■ Excerpted records:
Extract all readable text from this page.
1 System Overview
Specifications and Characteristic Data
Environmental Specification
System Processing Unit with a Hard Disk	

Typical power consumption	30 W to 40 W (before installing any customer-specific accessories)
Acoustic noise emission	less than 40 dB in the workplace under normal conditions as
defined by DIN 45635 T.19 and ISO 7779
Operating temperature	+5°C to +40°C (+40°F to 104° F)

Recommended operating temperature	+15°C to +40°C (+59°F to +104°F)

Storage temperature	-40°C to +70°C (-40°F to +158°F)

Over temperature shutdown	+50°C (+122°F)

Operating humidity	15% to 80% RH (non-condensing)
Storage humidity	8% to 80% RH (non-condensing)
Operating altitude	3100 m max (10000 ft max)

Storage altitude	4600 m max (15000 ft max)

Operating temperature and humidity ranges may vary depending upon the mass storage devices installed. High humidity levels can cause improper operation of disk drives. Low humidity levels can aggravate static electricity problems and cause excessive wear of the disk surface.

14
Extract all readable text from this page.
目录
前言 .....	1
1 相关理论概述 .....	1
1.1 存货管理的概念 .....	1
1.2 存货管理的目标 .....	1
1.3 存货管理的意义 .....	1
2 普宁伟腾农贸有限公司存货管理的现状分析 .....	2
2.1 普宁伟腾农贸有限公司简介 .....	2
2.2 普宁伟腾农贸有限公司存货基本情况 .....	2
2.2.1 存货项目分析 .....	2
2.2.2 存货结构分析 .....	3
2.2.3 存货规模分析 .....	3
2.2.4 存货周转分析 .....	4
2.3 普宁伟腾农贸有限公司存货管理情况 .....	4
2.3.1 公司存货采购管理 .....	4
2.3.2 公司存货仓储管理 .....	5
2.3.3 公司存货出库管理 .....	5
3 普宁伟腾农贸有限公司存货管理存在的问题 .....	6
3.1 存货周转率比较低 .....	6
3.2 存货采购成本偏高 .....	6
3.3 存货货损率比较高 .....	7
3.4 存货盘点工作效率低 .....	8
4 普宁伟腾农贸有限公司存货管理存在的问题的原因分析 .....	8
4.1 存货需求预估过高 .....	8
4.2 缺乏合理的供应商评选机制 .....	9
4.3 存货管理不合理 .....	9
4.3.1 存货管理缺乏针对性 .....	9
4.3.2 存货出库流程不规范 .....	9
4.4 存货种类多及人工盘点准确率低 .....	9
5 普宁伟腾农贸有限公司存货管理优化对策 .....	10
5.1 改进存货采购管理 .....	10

■ Required work: Reproduce the material precisely, including every line.

■ Complete output:
Extract all readable text from this page.
1 System Overview
Specifications and Characteristic Data
Environmental Specification
System Processing Unit with a Hard Disk	

Typical power consumption	30 W to 40 W (before installing any customer-specific accessories)
Acoustic noise emission	less than 40 dB in the workplace under normal conditions as
defined by DIN 45635 T.19 and ISO 7779
Operating temperature	+5°C to +40°C (+40°F to 104° F)

Recommended operating temperature	+15°C to +40°C (+59°F to +104°F)

Storage temperature	-40°C to +70°C (-40°F to +158°F)

Over temperature shutdown	+50°C (+122°F)

Operating humidity	15% to 80% RH (non-condensing)
Storage humidity	8% to 80% RH (non-condensing)
Operating altitude	3100 m max (10000 ft max)

Storage altitude	4600 m max (15000 ft max)

Operating temperature and humidity ranges may vary depending upon the mass storage devices installed. High humidity levels can cause improper operation of disk drives. Low humidity levels can aggravate static electricity problems and cause excessive wear of the disk surface.

14
Extract all readable text from this page.
目录
前言 .....	1
1 相关理论概述 .....	1
1.1 存货管理的概念 .....	1
1.2 存货管理的目标 .....	1
1.3 存货管理的意义 .....	1
2 普宁伟腾农贸有限公司存货管理的现状分析 .....	2
2.1 普宁伟腾农贸有限公司简介 .....	2
2.2 普宁伟腾农贸有限公司存货基本情况 .....	2
2.2.1 存货项目分析 .....	2
2.2.2 存货结构分析 .....	3
2.2.3 存货规模分析 .....	3
2.2.4 存货周转分析 .....	4
2.3 普宁伟腾农贸有限公司存货管理情况 .....	4
2.3.1 公司存货采购管理 .....	4
2.3.2 公司存货仓储管理 .....	5
2.3.3 公司存货出库管理 .....	5
3 普宁伟腾农贸有限公司存货管理存在的问题 .....	6
3.1 存货周转率比较低 .....	6
3.2 存货采购成本偏高 .....	6
3.3 存货货损率比较高 .....	7
3.4 存货盘点工作效率低 .....	8
4 普宁伟腾农贸有限公司存货管理存在的问题的原因分析 .....	8
4.1 存货需求预估过高 .....	8
4.2 缺乏合理的供应商评选机制 .....	9
4.3 存货管理不合理 .....	9
4.3.1 存货管理缺乏针对性 .....	9
4.3.2 存货出库流程不规范 .....	9
4.4 存货种类多及人工盘点准确率低 .....	9
5 普宁伟腾农贸有限公司存货管理优化对策 .....	10
5.1 改进存货采购管理 .....	10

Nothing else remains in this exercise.